━━━━━ MATERIAL PROVIDED

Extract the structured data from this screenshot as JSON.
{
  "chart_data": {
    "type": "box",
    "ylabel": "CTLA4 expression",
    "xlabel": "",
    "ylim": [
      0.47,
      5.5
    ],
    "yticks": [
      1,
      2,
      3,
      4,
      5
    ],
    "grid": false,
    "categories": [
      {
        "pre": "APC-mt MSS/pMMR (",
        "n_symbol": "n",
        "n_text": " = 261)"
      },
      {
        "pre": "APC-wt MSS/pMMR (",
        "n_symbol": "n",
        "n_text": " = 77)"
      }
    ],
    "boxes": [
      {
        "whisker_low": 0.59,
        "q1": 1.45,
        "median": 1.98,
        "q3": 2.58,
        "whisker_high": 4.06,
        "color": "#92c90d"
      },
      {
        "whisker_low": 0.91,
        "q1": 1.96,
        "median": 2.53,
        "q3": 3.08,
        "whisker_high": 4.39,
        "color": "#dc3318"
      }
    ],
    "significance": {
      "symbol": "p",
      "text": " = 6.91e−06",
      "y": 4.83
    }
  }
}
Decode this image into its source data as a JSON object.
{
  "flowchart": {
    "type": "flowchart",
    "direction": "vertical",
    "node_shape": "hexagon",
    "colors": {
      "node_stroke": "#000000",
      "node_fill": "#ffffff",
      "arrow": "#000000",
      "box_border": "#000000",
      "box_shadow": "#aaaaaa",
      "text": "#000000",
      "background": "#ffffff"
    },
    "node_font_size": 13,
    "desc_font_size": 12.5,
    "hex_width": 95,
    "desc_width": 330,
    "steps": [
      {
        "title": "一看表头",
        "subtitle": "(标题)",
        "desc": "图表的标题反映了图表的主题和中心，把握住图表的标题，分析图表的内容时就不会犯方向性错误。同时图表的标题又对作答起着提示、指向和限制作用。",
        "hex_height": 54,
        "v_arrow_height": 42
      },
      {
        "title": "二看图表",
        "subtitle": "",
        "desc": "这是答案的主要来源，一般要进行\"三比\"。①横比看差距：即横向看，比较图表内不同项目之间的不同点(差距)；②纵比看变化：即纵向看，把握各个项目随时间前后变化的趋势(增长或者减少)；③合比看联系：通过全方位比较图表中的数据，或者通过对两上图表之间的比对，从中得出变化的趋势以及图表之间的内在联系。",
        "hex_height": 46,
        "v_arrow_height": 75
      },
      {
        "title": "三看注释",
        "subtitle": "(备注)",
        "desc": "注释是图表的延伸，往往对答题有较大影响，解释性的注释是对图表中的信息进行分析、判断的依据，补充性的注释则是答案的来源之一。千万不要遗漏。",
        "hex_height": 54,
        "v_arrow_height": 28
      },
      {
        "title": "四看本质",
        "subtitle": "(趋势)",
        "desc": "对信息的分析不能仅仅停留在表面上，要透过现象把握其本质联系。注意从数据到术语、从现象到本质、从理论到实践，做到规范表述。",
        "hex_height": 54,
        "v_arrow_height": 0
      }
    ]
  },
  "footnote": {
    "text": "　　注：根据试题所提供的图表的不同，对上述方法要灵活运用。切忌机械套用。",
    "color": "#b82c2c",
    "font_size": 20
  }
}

━━━━━━━━━━

### WHAT TO PRODUCE
Copy all the lines, exactly.

### WRITTEN SOLUTION
Extract the structured data from this screenshot as JSON.
{
  "chart_data": {
    "type": "box",
    "ylabel": "CTLA4 expression",
    "xlabel": "",
    "ylim": [
      0.47,
      5.5
    ],
    "yticks": [
      1,
      2,
      3,
      4,
      5
    ],
    "grid": false,
    "categories": [
      {
        "pre": "APC-mt MSS/pMMR (",
        "n_symbol": "n",
        "n_text": " = 261)"
      },
      {
        "pre": "APC-wt MSS/pMMR (",
        "n_symbol": "n",
        "n_text": " = 77)"
      }
    ],
    "boxes": [
      {
        "whisker_low": 0.59,
        "q1": 1.45,
        "median": 1.98,
        "q3": 2.58,
        "whisker_high": 4.06,
        "color": "#92c90d"
      },
      {
        "whisker_low": 0.91,
        "q1": 1.96,
        "median": 2.53,
        "q3": 3.08,
        "whisker_high": 4.39,
        "color": "#dc3318"
      }
    ],
    "significance": {
      "symbol": "p",
      "text": " = 6.91e−06",
      "y": 4.83
    }
  }
}
Decode this image into its source data as a JSON object.
{
  "flowchart": {
    "type": "flowchart",
    "direction": "vertical",
    "node_shape": "hexagon",
    "colors": {
      "node_stroke": "#000000",
      "node_fill": "#ffffff",
      "arrow": "#000000",
      "box_border": "#000000",
      "box_shadow": "#aaaaaa",
      "text": "#000000",
      "background": "#ffffff"
    },
    "node_font_size": 13,
    "desc_font_size": 12.5,
    "hex_width": 95,
    "desc_width": 330,
    "steps": [
      {
        "title": "一看表头",
        "subtitle": "(标题)",
        "desc": "图表的标题反映了图表的主题和中心，把握住图表的标题，分析图表的内容时就不会犯方向性错误。同时图表的标题又对作答起着提示、指向和限制作用。",
        "hex_height": 54,
        "v_arrow_height": 42
      },
      {
        "title": "二看图表",
        "subtitle": "",
        "desc": "这是答案的主要来源，一般要进行\"三比\"。①横比看差距：即横向看，比较图表内不同项目之间的不同点(差距)；②纵比看变化：即纵向看，把握各个项目随时间前后变化的趋势(增长或者减少)；③合比看联系：通过全方位比较图表中的数据，或者通过对两上图表之间的比对，从中得出变化的趋势以及图表之间的内在联系。",
        "hex_height": 46,
        "v_arrow_height": 75
      },
      {
        "title": "三看注释",
        "subtitle": "(备注)",
        "desc": "注释是图表的延伸，往往对答题有较大影响，解释性的注释是对图表中的信息进行分析、判断的依据，补充性的注释则是答案的来源之一。千万不要遗漏。",
        "hex_height": 54,
        "v_arrow_height": 28
      },
      {
        "title": "四看本质",
        "subtitle": "(趋势)",
        "desc": "对信息的分析不能仅仅停留在表面上，要透过现象把握其本质联系。注意从数据到术语、从现象到本质、从理论到实践，做到规范表述。",
        "hex_height": 54,
        "v_arrow_height": 0
      }
    ]
  },
  "footnote": {
    "text": "　　注：根据试题所提供的图表的不同，对上述方法要灵活运用。切忌机械套用。",
    "color": "#b82c2c",
    "font_size": 20
  }
}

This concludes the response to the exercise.